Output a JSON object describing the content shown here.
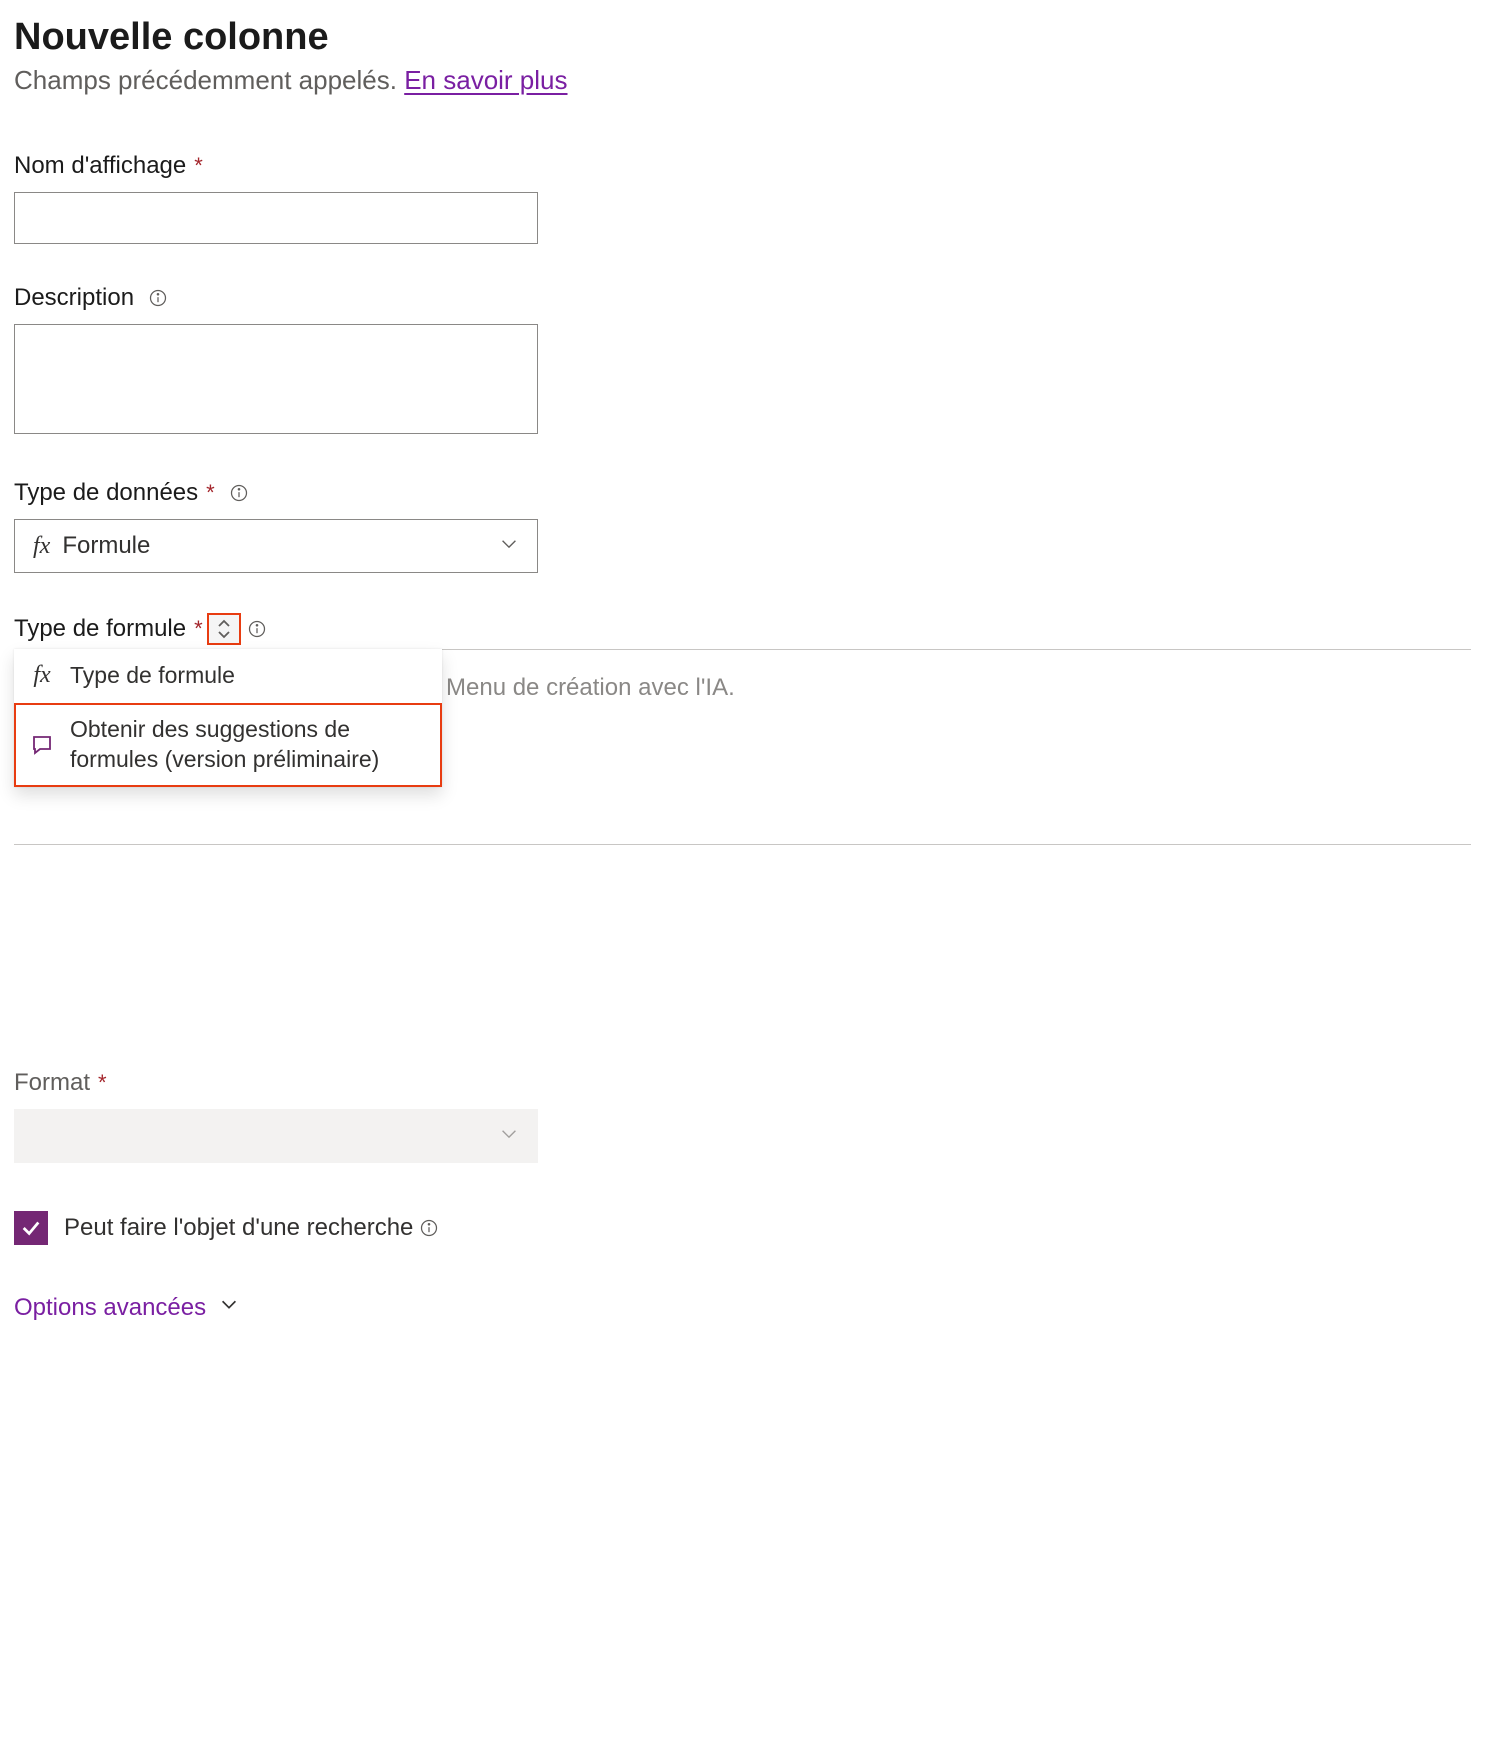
{
  "header": {
    "title": "Nouvelle colonne",
    "subtitle_text": "Champs précédemment appelés. ",
    "subtitle_link": "En savoir plus"
  },
  "fields": {
    "display_name": {
      "label": "Nom d'affichage",
      "value": ""
    },
    "description": {
      "label": "Description",
      "value": ""
    },
    "data_type": {
      "label": "Type de données",
      "selected": "Formule"
    },
    "formula_type": {
      "label": "Type de formule",
      "dropdown": {
        "item1": {
          "label": "Type de formule"
        },
        "item2": {
          "label": "Obtenir des suggestions de formules (version préliminaire)"
        }
      },
      "background_placeholder": "Menu de création avec l'IA."
    },
    "format": {
      "label": "Format",
      "selected": ""
    },
    "searchable": {
      "label": "Peut faire l'objet d'une recherche",
      "checked": true
    }
  },
  "advanced": {
    "label": "Options avancées"
  },
  "required_mark": "*"
}
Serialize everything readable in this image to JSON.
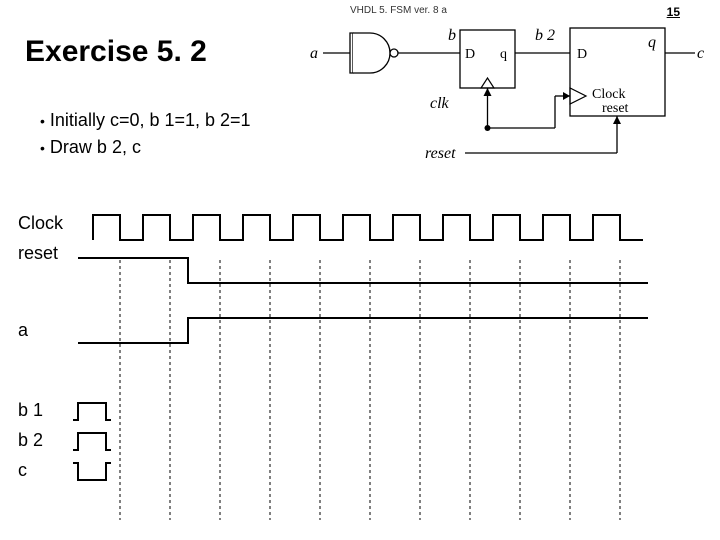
{
  "header": "VHDL 5. FSM ver. 8 a",
  "page_number": "15",
  "title": "Exercise 5. 2",
  "bullets": [
    "Initially c=0, b 1=1, b 2=1",
    "Draw b 2, c"
  ],
  "circuit": {
    "input_a": "a",
    "wire_b1": "b 1",
    "wire_b2": "b 2",
    "wire_clk": "clk",
    "wire_reset": "reset",
    "ff1_D": "D",
    "ff1_q": "q",
    "ff2_D": "D",
    "ff2_q": "q",
    "out_c": "c",
    "ff2_clock": "Clock",
    "ff2_reset": " reset"
  },
  "waveforms": {
    "clock_label": "Clock",
    "reset_label": "reset",
    "a_label": "a",
    "b1_label": "b 1",
    "b2_label": "b 2",
    "c_label": "c"
  },
  "chart_data": {
    "type": "table",
    "description": "Timing diagram with clock edges and signal traces",
    "clock_periods": 11,
    "signals": [
      {
        "name": "Clock",
        "pattern": "11 square-wave periods"
      },
      {
        "name": "reset",
        "partial": true,
        "high_until_edge": 1.5
      },
      {
        "name": "a",
        "partial": true,
        "low_then_high_at_edge": 1.5
      },
      {
        "name": "b1",
        "partial": true,
        "initial": 1
      },
      {
        "name": "b2",
        "partial": true,
        "initial": 1
      },
      {
        "name": "c",
        "partial": true,
        "initial": 0
      }
    ]
  }
}
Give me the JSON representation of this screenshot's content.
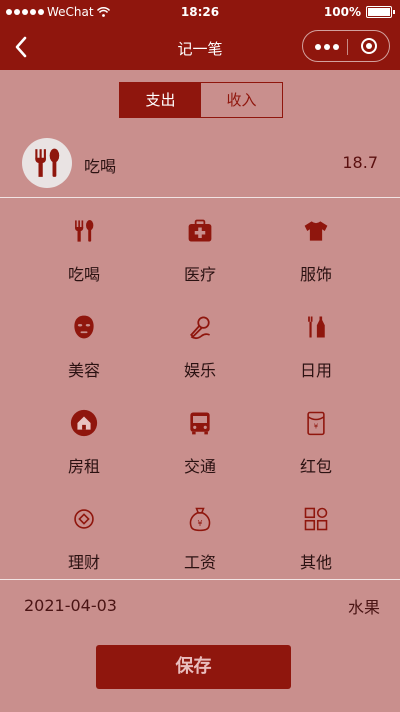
{
  "status_bar": {
    "carrier": "WeChat",
    "time": "18:26",
    "battery": "100%"
  },
  "navbar": {
    "title": "记一笔"
  },
  "segment": {
    "expense": "支出",
    "income": "收入"
  },
  "selected": {
    "category": "吃喝",
    "amount": "18.7",
    "icon": "fork-spoon-icon"
  },
  "categories": [
    {
      "label": "吃喝",
      "icon": "fork-spoon-icon"
    },
    {
      "label": "医疗",
      "icon": "medical-kit-icon"
    },
    {
      "label": "服饰",
      "icon": "tshirt-icon"
    },
    {
      "label": "美容",
      "icon": "face-mask-icon"
    },
    {
      "label": "娱乐",
      "icon": "microphone-icon"
    },
    {
      "label": "日用",
      "icon": "toothbrush-icon"
    },
    {
      "label": "房租",
      "icon": "house-icon"
    },
    {
      "label": "交通",
      "icon": "bus-icon"
    },
    {
      "label": "红包",
      "icon": "red-envelope-icon"
    },
    {
      "label": "理财",
      "icon": "coin-icon"
    },
    {
      "label": "工资",
      "icon": "money-bag-icon"
    },
    {
      "label": "其他",
      "icon": "grid-icon"
    }
  ],
  "footer": {
    "date": "2021-04-03",
    "note": "水果",
    "save_label": "保存"
  },
  "colors": {
    "brand": "#8f160d",
    "background": "#c98f8d"
  }
}
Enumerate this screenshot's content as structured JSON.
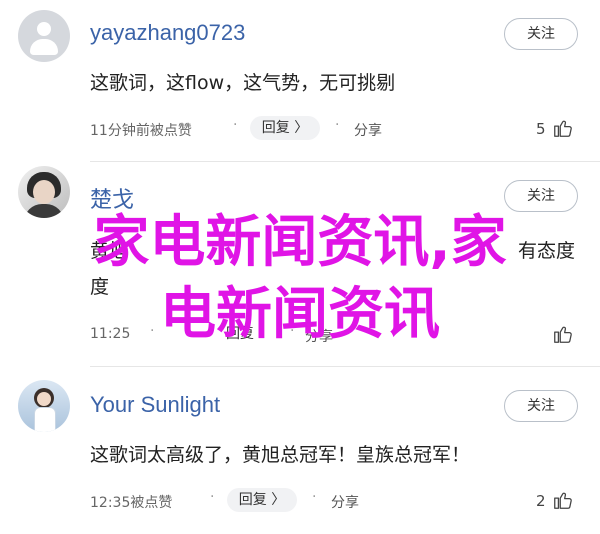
{
  "comments": [
    {
      "username": "yayazhang0723",
      "follow_label": "关注",
      "text": "这歌词，这flow，这气势，无可挑剔",
      "time": "11分钟前被点赞",
      "reply_label": "回复 〉",
      "share_label": "分享",
      "likes": "5",
      "avatar_icon": "default-avatar-icon"
    },
    {
      "username": "楚戈",
      "follow_label": "关注",
      "text": "黄旭",
      "text_rest": "有态度",
      "time": "11:25",
      "reply_label": "回复",
      "share_label": "分享",
      "likes": "",
      "avatar_icon": "user-photo-avatar"
    },
    {
      "username": "Your Sunlight",
      "follow_label": "关注",
      "text": "这歌词太高级了，黄旭总冠军！皇族总冠军！",
      "time": "12:35被点赞",
      "reply_label": "回复 〉",
      "share_label": "分享",
      "likes": "2",
      "avatar_icon": "user-photo-avatar"
    }
  ],
  "watermark": {
    "line1": "家电新闻资讯,家",
    "line2": "电新闻资讯"
  },
  "colors": {
    "username": "#3b63a8",
    "watermark": "#e014e6"
  }
}
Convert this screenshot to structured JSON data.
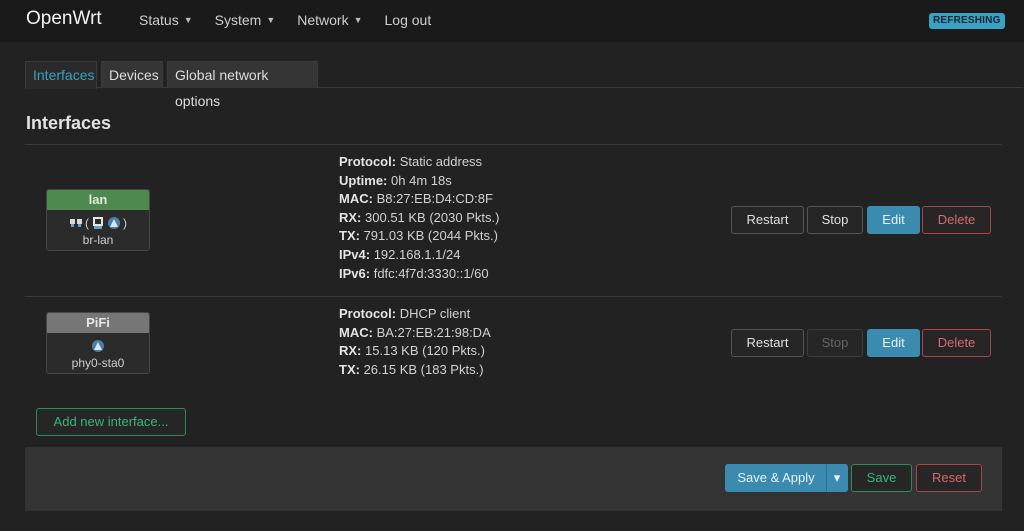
{
  "header": {
    "brand": "OpenWrt",
    "menu": [
      {
        "label": "Status",
        "dropdown": true
      },
      {
        "label": "System",
        "dropdown": true
      },
      {
        "label": "Network",
        "dropdown": true
      },
      {
        "label": "Log out",
        "dropdown": false
      }
    ],
    "badge": "REFRESHING"
  },
  "tabs": [
    {
      "label": "Interfaces",
      "active": true
    },
    {
      "label": "Devices",
      "active": false
    },
    {
      "label": "Global network options",
      "active": false
    }
  ],
  "section_title": "Interfaces",
  "interfaces": [
    {
      "name": "lan",
      "device": "br-lan",
      "icons": [
        "ethernet-icon",
        "bridge-icon",
        "wifi-icon"
      ],
      "details": [
        {
          "k": "Protocol:",
          "v": "Static address"
        },
        {
          "k": "Uptime:",
          "v": "0h 4m 18s"
        },
        {
          "k": "MAC:",
          "v": "B8:27:EB:D4:CD:8F"
        },
        {
          "k": "RX:",
          "v": "300.51 KB (2030 Pkts.)"
        },
        {
          "k": "TX:",
          "v": "791.03 KB (2044 Pkts.)"
        },
        {
          "k": "IPv4:",
          "v": "192.168.1.1/24"
        },
        {
          "k": "IPv6:",
          "v": "fdfc:4f7d:3330::1/60"
        }
      ],
      "buttons": {
        "restart": "Restart",
        "stop": "Stop",
        "edit": "Edit",
        "delete": "Delete"
      }
    },
    {
      "name": "PiFi",
      "device": "phy0-sta0",
      "icons": [
        "wifi-icon"
      ],
      "details": [
        {
          "k": "Protocol:",
          "v": "DHCP client"
        },
        {
          "k": "MAC:",
          "v": "BA:27:EB:21:98:DA"
        },
        {
          "k": "RX:",
          "v": "15.13 KB (120 Pkts.)"
        },
        {
          "k": "TX:",
          "v": "26.15 KB (183 Pkts.)"
        }
      ],
      "buttons": {
        "restart": "Restart",
        "stop": "Stop",
        "edit": "Edit",
        "delete": "Delete"
      }
    }
  ],
  "add_interface_label": "Add new interface...",
  "footer": {
    "save_apply": "Save & Apply",
    "dropdown_caret": "▾",
    "save": "Save",
    "reset": "Reset"
  },
  "colors": {
    "accent": "#3aa1c3",
    "lan_green": "#4e8a4e",
    "danger": "#a84545",
    "success": "#2e8a58"
  }
}
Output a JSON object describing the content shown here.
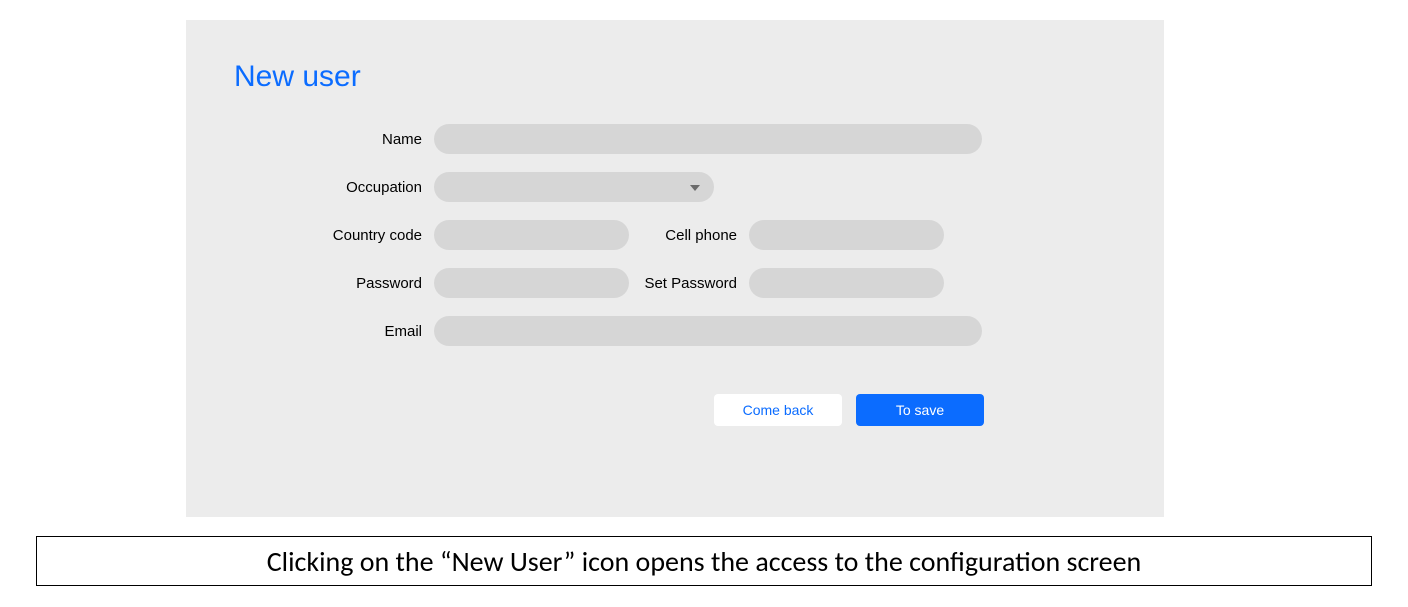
{
  "panel": {
    "title": "New user",
    "labels": {
      "name": "Name",
      "occupation": "Occupation",
      "country_code": "Country code",
      "cell_phone": "Cell phone",
      "password": "Password",
      "set_password": "Set Password",
      "email": "Email"
    },
    "values": {
      "name": "",
      "occupation": "",
      "country_code": "",
      "cell_phone": "",
      "password": "",
      "set_password": "",
      "email": ""
    },
    "buttons": {
      "back": "Come back",
      "save": "To save"
    }
  },
  "caption": "Clicking on the “New User” icon opens the access to the configuration screen"
}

============

Can you retype every record above exactly, leaving out the pictures?

**Task output**.
Output a JSON object describing the content shown here.
{
  "header": {
    "title": "Nouvelle colonne",
    "subtitle_text": "Champs précédemment appelés. ",
    "subtitle_link": "En savoir plus"
  },
  "fields": {
    "display_name": {
      "label": "Nom d'affichage",
      "value": ""
    },
    "description": {
      "label": "Description",
      "value": ""
    },
    "data_type": {
      "label": "Type de données",
      "selected": "Formule"
    },
    "formula_type": {
      "label": "Type de formule",
      "dropdown": {
        "item1": {
          "label": "Type de formule"
        },
        "item2": {
          "label": "Obtenir des suggestions de formules (version préliminaire)"
        }
      },
      "background_placeholder": "Menu de création avec l'IA."
    },
    "format": {
      "label": "Format",
      "selected": ""
    },
    "searchable": {
      "label": "Peut faire l'objet d'une recherche",
      "checked": true
    }
  },
  "advanced": {
    "label": "Options avancées"
  },
  "required_mark": "*"
}
Serialize everything readable in this image to JSON.
{
  "header": "VHDL 5. FSM ver. 8 a",
  "page_number": "15",
  "title": "Exercise 5. 2",
  "bullets": [
    "Initially c=0, b 1=1, b 2=1",
    "Draw b 2, c"
  ],
  "circuit": {
    "input_a": "a",
    "wire_b1": "b 1",
    "wire_b2": "b 2",
    "wire_clk": "clk",
    "wire_reset": "reset",
    "ff1_D": "D",
    "ff1_q": "q",
    "ff2_D": "D",
    "ff2_q": "q",
    "out_c": "c",
    "ff2_clock": "Clock",
    "ff2_reset": " reset"
  },
  "waveforms": {
    "clock_label": "Clock",
    "reset_label": "reset",
    "a_label": "a",
    "b1_label": "b 1",
    "b2_label": "b 2",
    "c_label": "c"
  },
  "chart_data": {
    "type": "table",
    "description": "Timing diagram with clock edges and signal traces",
    "clock_periods": 11,
    "signals": [
      {
        "name": "Clock",
        "pattern": "11 square-wave periods"
      },
      {
        "name": "reset",
        "partial": true,
        "high_until_edge": 1.5
      },
      {
        "name": "a",
        "partial": true,
        "low_then_high_at_edge": 1.5
      },
      {
        "name": "b1",
        "partial": true,
        "initial": 1
      },
      {
        "name": "b2",
        "partial": true,
        "initial": 1
      },
      {
        "name": "c",
        "partial": true,
        "initial": 0
      }
    ]
  }
}
Give me the JSON representation of this screenshot's content.
{
  "status_bar": {
    "carrier": "WeChat",
    "time": "18:26",
    "battery": "100%"
  },
  "navbar": {
    "title": "记一笔"
  },
  "segment": {
    "expense": "支出",
    "income": "收入"
  },
  "selected": {
    "category": "吃喝",
    "amount": "18.7",
    "icon": "fork-spoon-icon"
  },
  "categories": [
    {
      "label": "吃喝",
      "icon": "fork-spoon-icon"
    },
    {
      "label": "医疗",
      "icon": "medical-kit-icon"
    },
    {
      "label": "服饰",
      "icon": "tshirt-icon"
    },
    {
      "label": "美容",
      "icon": "face-mask-icon"
    },
    {
      "label": "娱乐",
      "icon": "microphone-icon"
    },
    {
      "label": "日用",
      "icon": "toothbrush-icon"
    },
    {
      "label": "房租",
      "icon": "house-icon"
    },
    {
      "label": "交通",
      "icon": "bus-icon"
    },
    {
      "label": "红包",
      "icon": "red-envelope-icon"
    },
    {
      "label": "理财",
      "icon": "coin-icon"
    },
    {
      "label": "工资",
      "icon": "money-bag-icon"
    },
    {
      "label": "其他",
      "icon": "grid-icon"
    }
  ],
  "footer": {
    "date": "2021-04-03",
    "note": "水果",
    "save_label": "保存"
  },
  "colors": {
    "brand": "#8f160d",
    "background": "#c98f8d"
  }
}
Enumerate this screenshot's content as structured JSON.
{
  "comments": [
    {
      "username": "yayazhang0723",
      "follow_label": "关注",
      "text": "这歌词，这flow，这气势，无可挑剔",
      "time": "11分钟前被点赞",
      "reply_label": "回复 〉",
      "share_label": "分享",
      "likes": "5",
      "avatar_icon": "default-avatar-icon"
    },
    {
      "username": "楚戈",
      "follow_label": "关注",
      "text": "黄旭",
      "text_rest": "有态度",
      "time": "11:25",
      "reply_label": "回复",
      "share_label": "分享",
      "likes": "",
      "avatar_icon": "user-photo-avatar"
    },
    {
      "username": "Your Sunlight",
      "follow_label": "关注",
      "text": "这歌词太高级了，黄旭总冠军！皇族总冠军！",
      "time": "12:35被点赞",
      "reply_label": "回复 〉",
      "share_label": "分享",
      "likes": "2",
      "avatar_icon": "user-photo-avatar"
    }
  ],
  "watermark": {
    "line1": "家电新闻资讯,家",
    "line2": "电新闻资讯"
  },
  "colors": {
    "username": "#3b63a8",
    "watermark": "#e014e6"
  }
}
Convert this screenshot to structured JSON data.
{
  "header": {
    "brand": "OpenWrt",
    "menu": [
      {
        "label": "Status",
        "dropdown": true
      },
      {
        "label": "System",
        "dropdown": true
      },
      {
        "label": "Network",
        "dropdown": true
      },
      {
        "label": "Log out",
        "dropdown": false
      }
    ],
    "badge": "REFRESHING"
  },
  "tabs": [
    {
      "label": "Interfaces",
      "active": true
    },
    {
      "label": "Devices",
      "active": false
    },
    {
      "label": "Global network options",
      "active": false
    }
  ],
  "section_title": "Interfaces",
  "interfaces": [
    {
      "name": "lan",
      "device": "br-lan",
      "icons": [
        "ethernet-icon",
        "bridge-icon",
        "wifi-icon"
      ],
      "details": [
        {
          "k": "Protocol:",
          "v": "Static address"
        },
        {
          "k": "Uptime:",
          "v": "0h 4m 18s"
        },
        {
          "k": "MAC:",
          "v": "B8:27:EB:D4:CD:8F"
        },
        {
          "k": "RX:",
          "v": "300.51 KB (2030 Pkts.)"
        },
        {
          "k": "TX:",
          "v": "791.03 KB (2044 Pkts.)"
        },
        {
          "k": "IPv4:",
          "v": "192.168.1.1/24"
        },
        {
          "k": "IPv6:",
          "v": "fdfc:4f7d:3330::1/60"
        }
      ],
      "buttons": {
        "restart": "Restart",
        "stop": "Stop",
        "edit": "Edit",
        "delete": "Delete"
      }
    },
    {
      "name": "PiFi",
      "device": "phy0-sta0",
      "icons": [
        "wifi-icon"
      ],
      "details": [
        {
          "k": "Protocol:",
          "v": "DHCP client"
        },
        {
          "k": "MAC:",
          "v": "BA:27:EB:21:98:DA"
        },
        {
          "k": "RX:",
          "v": "15.13 KB (120 Pkts.)"
        },
        {
          "k": "TX:",
          "v": "26.15 KB (183 Pkts.)"
        }
      ],
      "buttons": {
        "restart": "Restart",
        "stop": "Stop",
        "edit": "Edit",
        "delete": "Delete"
      }
    }
  ],
  "add_interface_label": "Add new interface...",
  "footer": {
    "save_apply": "Save & Apply",
    "dropdown_caret": "▾",
    "save": "Save",
    "reset": "Reset"
  },
  "colors": {
    "accent": "#3aa1c3",
    "lan_green": "#4e8a4e",
    "danger": "#a84545",
    "success": "#2e8a58"
  }
}
Output a JSON object describing the content shown here.
{
  "panel": {
    "title": "New user",
    "labels": {
      "name": "Name",
      "occupation": "Occupation",
      "country_code": "Country code",
      "cell_phone": "Cell phone",
      "password": "Password",
      "set_password": "Set Password",
      "email": "Email"
    },
    "values": {
      "name": "",
      "occupation": "",
      "country_code": "",
      "cell_phone": "",
      "password": "",
      "set_password": "",
      "email": ""
    },
    "buttons": {
      "back": "Come back",
      "save": "To save"
    }
  },
  "caption": "Clicking on the “New User” icon opens the access to the configuration screen"
}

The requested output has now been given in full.